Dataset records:
___
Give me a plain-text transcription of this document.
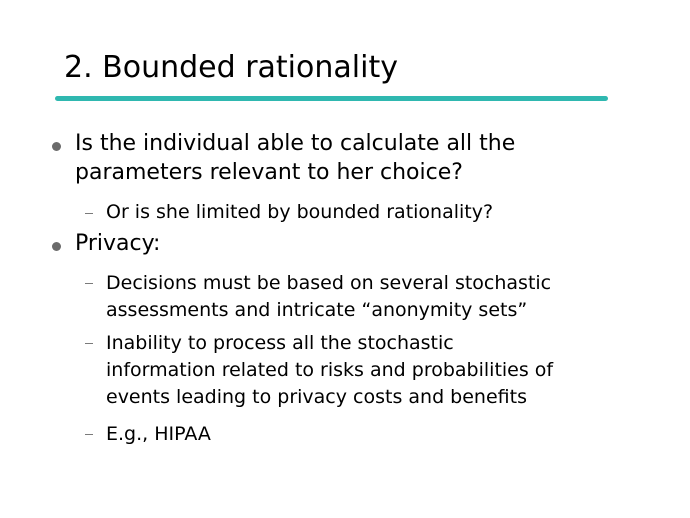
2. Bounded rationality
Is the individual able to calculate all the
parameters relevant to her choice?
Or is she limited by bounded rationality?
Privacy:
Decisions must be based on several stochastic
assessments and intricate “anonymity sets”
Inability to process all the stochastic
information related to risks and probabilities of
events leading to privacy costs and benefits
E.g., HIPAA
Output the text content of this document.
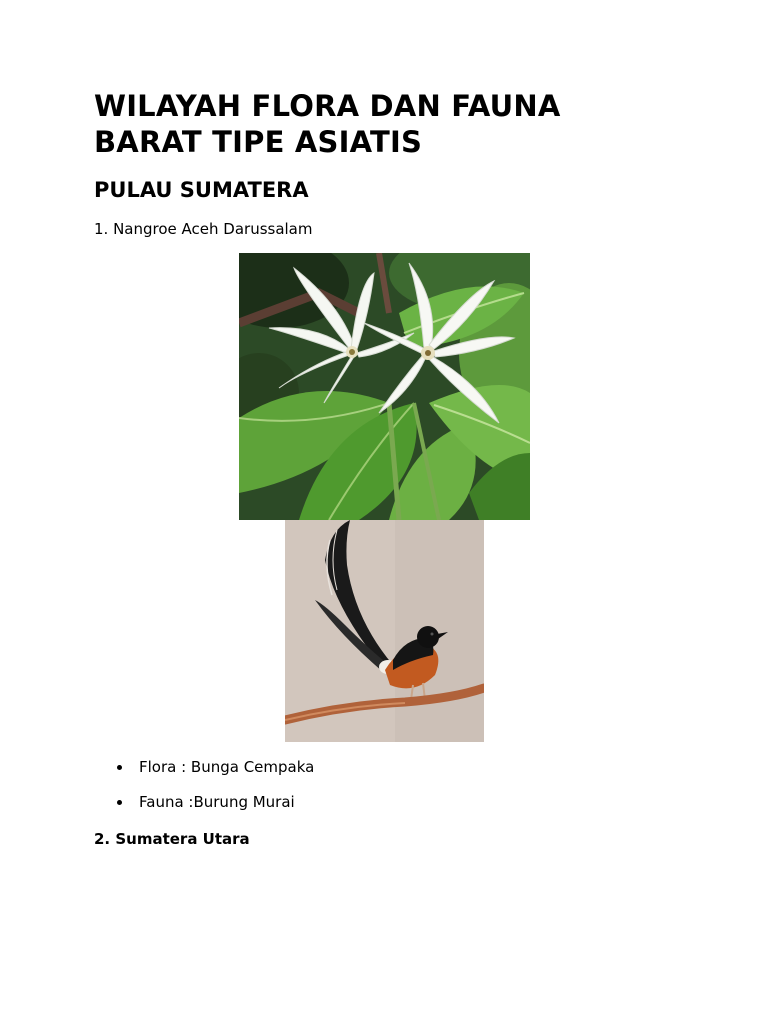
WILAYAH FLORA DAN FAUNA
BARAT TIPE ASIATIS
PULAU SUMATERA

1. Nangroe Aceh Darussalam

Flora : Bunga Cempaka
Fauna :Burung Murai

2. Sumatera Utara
___
* **SET TASK**:
All the records above need to be given again word for word. Skip the pictures.

* **TASK ANSWER**:
Give me a plain-text transcription of this document.
2. Bounded rationality
Is the individual able to calculate all the
parameters relevant to her choice?
Or is she limited by bounded rationality?
Privacy:
Decisions must be based on several stochastic
assessments and intricate “anonymity sets”
Inability to process all the stochastic
information related to risks and probabilities of
events leading to privacy costs and benefits
E.g., HIPAA
Output the text content of this document.
WILAYAH FLORA DAN FAUNA
BARAT TIPE ASIATIS
PULAU SUMATERA

1. Nangroe Aceh Darussalam

Flora : Bunga Cempaka
Fauna :Burung Murai

2. Sumatera Utara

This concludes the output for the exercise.